What needs to be done: Your response must be made up of each line in the data below that contains the string "ofta".

[Stored dataset items]
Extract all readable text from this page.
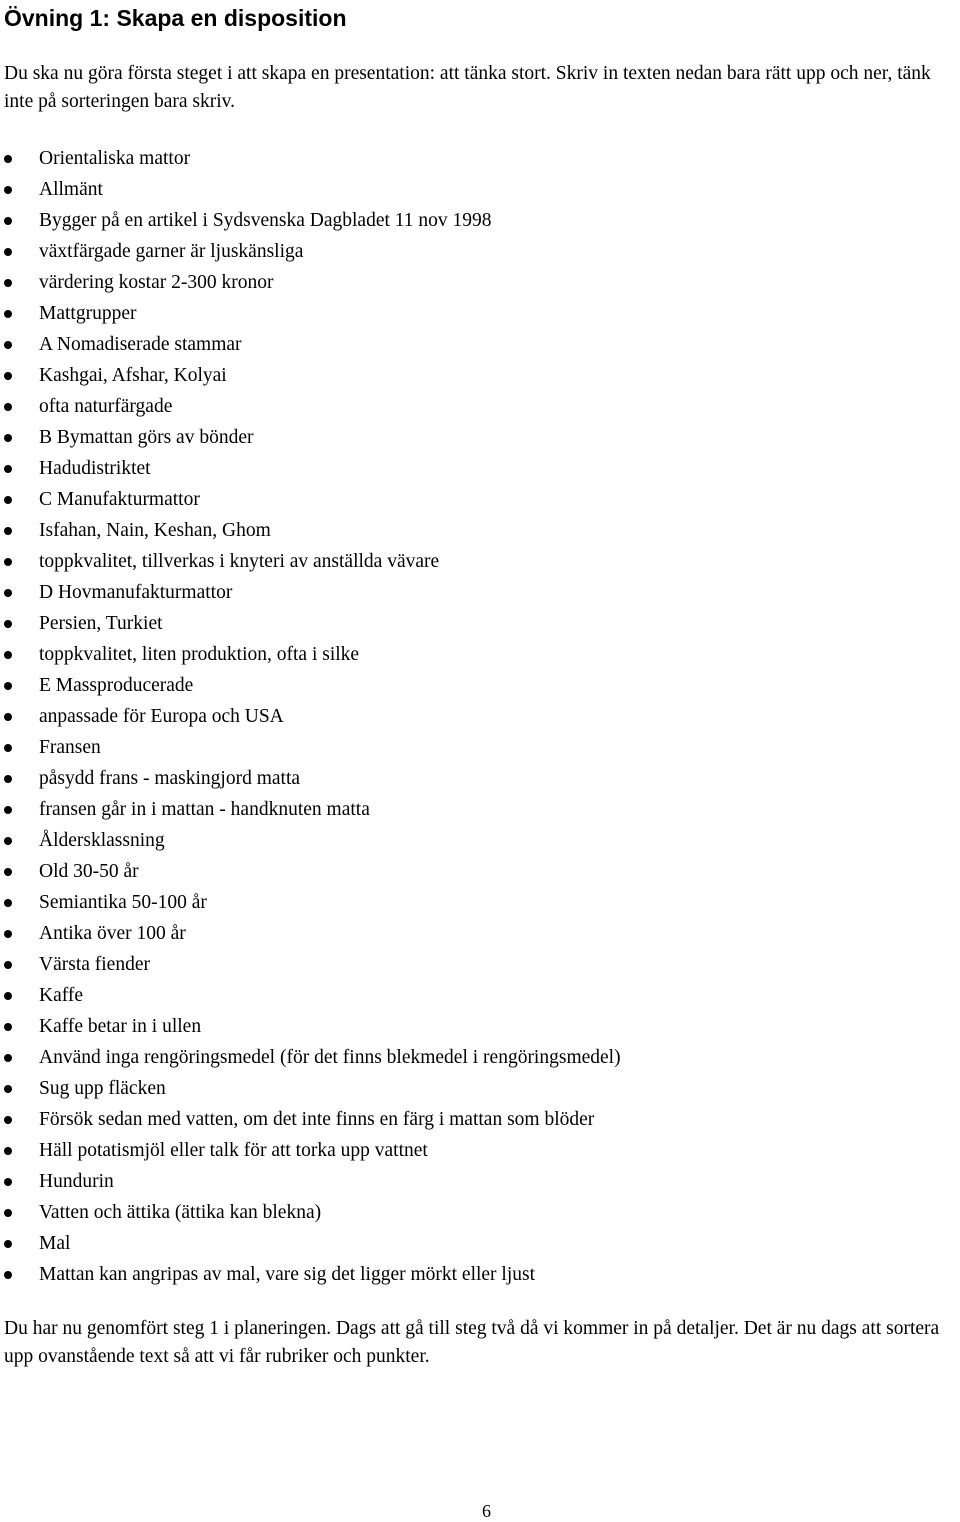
Övning 1: Skapa en disposition

Du ska nu göra första steget i att skapa en presentation: att tänka stort. Skriv in texten nedan bara rätt upp och ner, tänk inte på sorteringen bara skriv.

Orientaliska mattor
Allmänt
Bygger på en artikel i Sydsvenska Dagbladet 11 nov 1998
växtfärgade garner är ljuskänsliga
värdering kostar 2-300 kronor
Mattgrupper
A Nomadiserade stammar
Kashgai, Afshar, Kolyai
ofta naturfärgade
B Bymattan görs av bönder
Hadudistriktet
C Manufakturmattor
Isfahan, Nain, Keshan, Ghom
toppkvalitet, tillverkas i knyteri av anställda vävare
D Hovmanufakturmattor
Persien, Turkiet
toppkvalitet, liten produktion, ofta i silke
E Massproducerade
anpassade för Europa och USA
Fransen
påsydd frans - maskingjord matta
fransen går in i mattan - handknuten matta
Åldersklassning
Old 30-50 år
Semiantika 50-100 år
Antika över 100 år
Värsta fiender
Kaffe
Kaffe betar in i ullen
Använd inga rengöringsmedel (för det finns blekmedel i rengöringsmedel)
Sug upp fläcken
Försök sedan med vatten, om det inte finns en färg i mattan som blöder
Häll potatismjöl eller talk för att torka upp vattnet
Hundurin
Vatten och ättika (ättika kan blekna)
Mal
Mattan kan angripas av mal, vare sig det ligger mörkt eller ljust

Du har nu genomfört steg 1 i planeringen. Dags att gå till steg två då vi kommer in på detaljer. Det är nu dags att sortera upp ovanstående text så att vi får rubriker och punkter.

6
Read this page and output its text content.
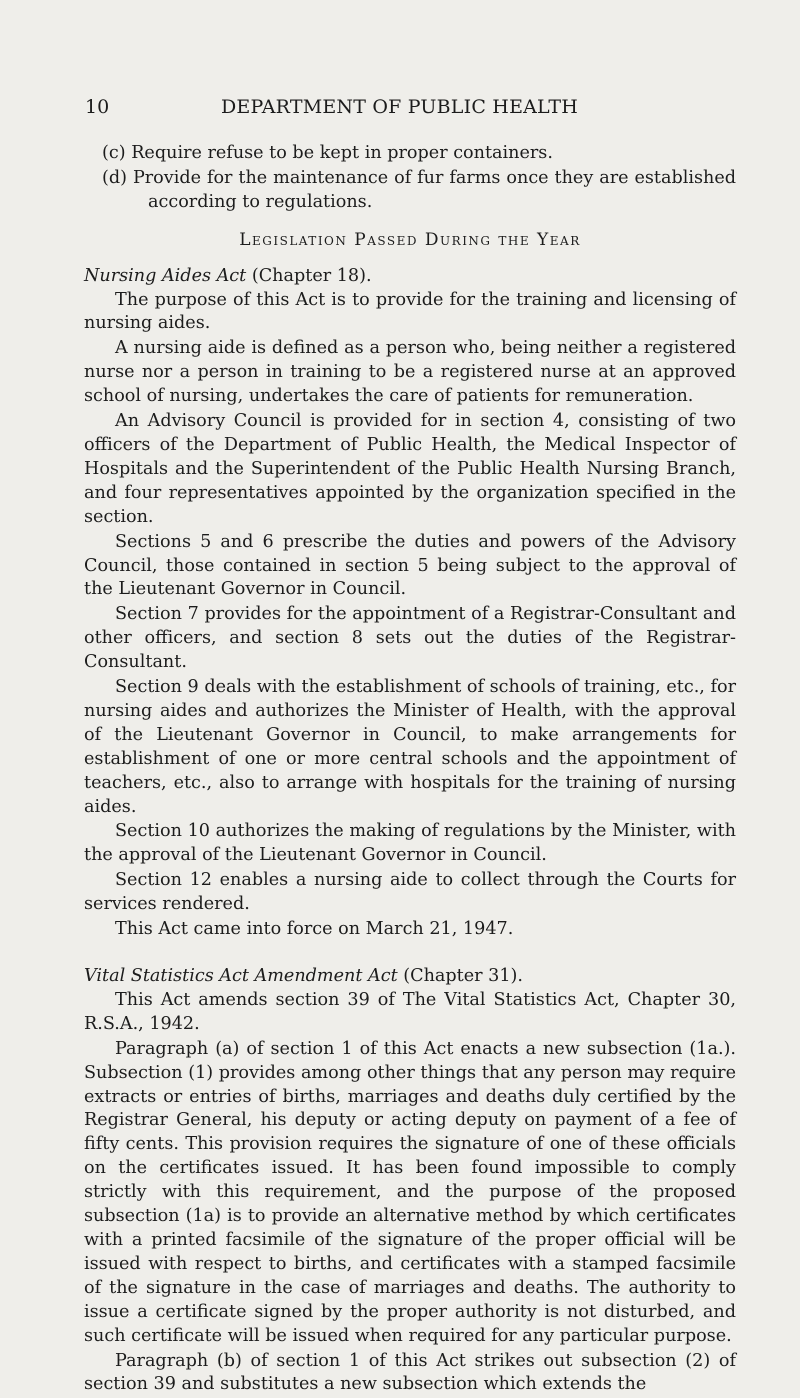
10	DEPARTMENT OF PUBLIC HEALTH

(c) Require refuse to be kept in proper containers.

(d) Provide for the maintenance of fur farms once they are established according to regulations.

Legislation Passed During the Year

Nursing Aides Act (Chapter 18).

The purpose of this Act is to provide for the training and licensing of nursing aides.

A nursing aide is defined as a person who, being neither a registered nurse nor a person in training to be a registered nurse at an approved school of nursing, undertakes the care of patients for remuneration.

An Advisory Council is provided for in section 4, consisting of two officers of the Department of Public Health, the Medical Inspector of Hospitals and the Superintendent of the Public Health Nursing Branch, and four representatives appointed by the organization specified in the section.

Sections 5 and 6 prescribe the duties and powers of the Advisory Council, those contained in section 5 being subject to the approval of the Lieutenant Governor in Council.

Section 7 provides for the appointment of a Registrar-Consultant and other officers, and section 8 sets out the duties of the Registrar-Consultant.

Section 9 deals with the establishment of schools of training, etc., for nursing aides and authorizes the Minister of Health, with the approval of the Lieutenant Governor in Council, to make arrangements for establishment of one or more central schools and the appointment of teachers, etc., also to arrange with hospitals for the training of nursing aides.

Section 10 authorizes the making of regulations by the Minister, with the approval of the Lieutenant Governor in Council.

Section 12 enables a nursing aide to collect through the Courts for services rendered.

This Act came into force on March 21, 1947.

Vital Statistics Act Amendment Act (Chapter 31).

This Act amends section 39 of The Vital Statistics Act, Chapter 30, R.S.A., 1942.

Paragraph (a) of section 1 of this Act enacts a new subsection (1a.). Subsection (1) provides among other things that any person may require extracts or entries of births, marriages and deaths duly certified by the Registrar General, his deputy or acting deputy on payment of a fee of fifty cents. This provision requires the signature of one of these officials on the certificates issued. It has been found impossible to comply strictly with this requirement, and the purpose of the proposed subsection (1a) is to provide an alternative method by which certificates with a printed facsimile of the signature of the proper official will be issued with respect to births, and certificates with a stamped facsimile of the signature in the case of marriages and deaths. The authority to issue a certificate signed by the proper authority is not disturbed, and such certificate will be issued when required for any particular purpose.

Paragraph (b) of section 1 of this Act strikes out subsection (2) of section 39 and substitutes a new subsection which extends the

Result for this task:
ofta naturfärgade
toppkvalitet, liten produktion, ofta i silke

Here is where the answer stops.